Start

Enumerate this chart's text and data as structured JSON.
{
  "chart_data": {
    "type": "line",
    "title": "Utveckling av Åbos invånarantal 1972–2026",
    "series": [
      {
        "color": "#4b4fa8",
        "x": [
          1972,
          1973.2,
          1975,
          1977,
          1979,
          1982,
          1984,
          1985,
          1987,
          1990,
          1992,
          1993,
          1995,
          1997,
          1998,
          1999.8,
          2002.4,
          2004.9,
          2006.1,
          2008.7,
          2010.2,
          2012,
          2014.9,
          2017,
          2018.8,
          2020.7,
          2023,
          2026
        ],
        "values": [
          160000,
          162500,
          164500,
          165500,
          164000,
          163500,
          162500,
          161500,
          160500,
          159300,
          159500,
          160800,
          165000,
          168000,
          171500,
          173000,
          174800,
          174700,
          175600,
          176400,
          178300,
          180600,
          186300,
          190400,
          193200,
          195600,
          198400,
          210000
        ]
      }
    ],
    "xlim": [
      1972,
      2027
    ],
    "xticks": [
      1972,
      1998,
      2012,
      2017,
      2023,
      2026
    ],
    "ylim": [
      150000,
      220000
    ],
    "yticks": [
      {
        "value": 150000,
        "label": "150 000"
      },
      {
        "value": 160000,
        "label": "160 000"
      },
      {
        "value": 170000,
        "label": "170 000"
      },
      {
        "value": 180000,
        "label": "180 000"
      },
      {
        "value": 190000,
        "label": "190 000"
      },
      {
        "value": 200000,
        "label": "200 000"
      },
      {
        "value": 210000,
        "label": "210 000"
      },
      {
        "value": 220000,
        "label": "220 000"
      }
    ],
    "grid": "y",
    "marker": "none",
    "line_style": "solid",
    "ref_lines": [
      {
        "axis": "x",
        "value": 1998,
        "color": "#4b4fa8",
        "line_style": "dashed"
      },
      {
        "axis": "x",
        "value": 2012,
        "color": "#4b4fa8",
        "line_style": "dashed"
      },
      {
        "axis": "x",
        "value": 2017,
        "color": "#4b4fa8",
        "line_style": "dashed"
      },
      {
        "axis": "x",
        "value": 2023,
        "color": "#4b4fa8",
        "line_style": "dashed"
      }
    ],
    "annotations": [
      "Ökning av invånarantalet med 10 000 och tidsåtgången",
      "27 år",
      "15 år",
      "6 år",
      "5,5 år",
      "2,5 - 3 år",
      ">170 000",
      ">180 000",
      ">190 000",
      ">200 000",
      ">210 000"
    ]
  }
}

End

> **PROBLEM**: Print out every record again, exactly and in full.

> **FULL ANSWER**:
Enumerate this chart's text and data as structured JSON.
{
  "chart_data": {
    "type": "line",
    "title": "Utveckling av Åbos invånarantal 1972–2026",
    "series": [
      {
        "color": "#4b4fa8",
        "x": [
          1972,
          1973.2,
          1975,
          1977,
          1979,
          1982,
          1984,
          1985,
          1987,
          1990,
          1992,
          1993,
          1995,
          1997,
          1998,
          1999.8,
          2002.4,
          2004.9,
          2006.1,
          2008.7,
          2010.2,
          2012,
          2014.9,
          2017,
          2018.8,
          2020.7,
          2023,
          2026
        ],
        "values": [
          160000,
          162500,
          164500,
          165500,
          164000,
          163500,
          162500,
          161500,
          160500,
          159300,
          159500,
          160800,
          165000,
          168000,
          171500,
          173000,
          174800,
          174700,
          175600,
          176400,
          178300,
          180600,
          186300,
          190400,
          193200,
          195600,
          198400,
          210000
        ]
      }
    ],
    "xlim": [
      1972,
      2027
    ],
    "xticks": [
      1972,
      1998,
      2012,
      2017,
      2023,
      2026
    ],
    "ylim": [
      150000,
      220000
    ],
    "yticks": [
      {
        "value": 150000,
        "label": "150 000"
      },
      {
        "value": 160000,
        "label": "160 000"
      },
      {
        "value": 170000,
        "label": "170 000"
      },
      {
        "value": 180000,
        "label": "180 000"
      },
      {
        "value": 190000,
        "label": "190 000"
      },
      {
        "value": 200000,
        "label": "200 000"
      },
      {
        "value": 210000,
        "label": "210 000"
      },
      {
        "value": 220000,
        "label": "220 000"
      }
    ],
    "grid": "y",
    "marker": "none",
    "line_style": "solid",
    "ref_lines": [
      {
        "axis": "x",
        "value": 1998,
        "color": "#4b4fa8",
        "line_style": "dashed"
      },
      {
        "axis": "x",
        "value": 2012,
        "color": "#4b4fa8",
        "line_style": "dashed"
      },
      {
        "axis": "x",
        "value": 2017,
        "color": "#4b4fa8",
        "line_style": "dashed"
      },
      {
        "axis": "x",
        "value": 2023,
        "color": "#4b4fa8",
        "line_style": "dashed"
      }
    ],
    "annotations": [
      "Ökning av invånarantalet med 10 000 och tidsåtgången",
      "27 år",
      "15 år",
      "6 år",
      "5,5 år",
      "2,5 - 3 år",
      ">170 000",
      ">180 000",
      ">190 000",
      ">200 000",
      ">210 000"
    ]
  }
}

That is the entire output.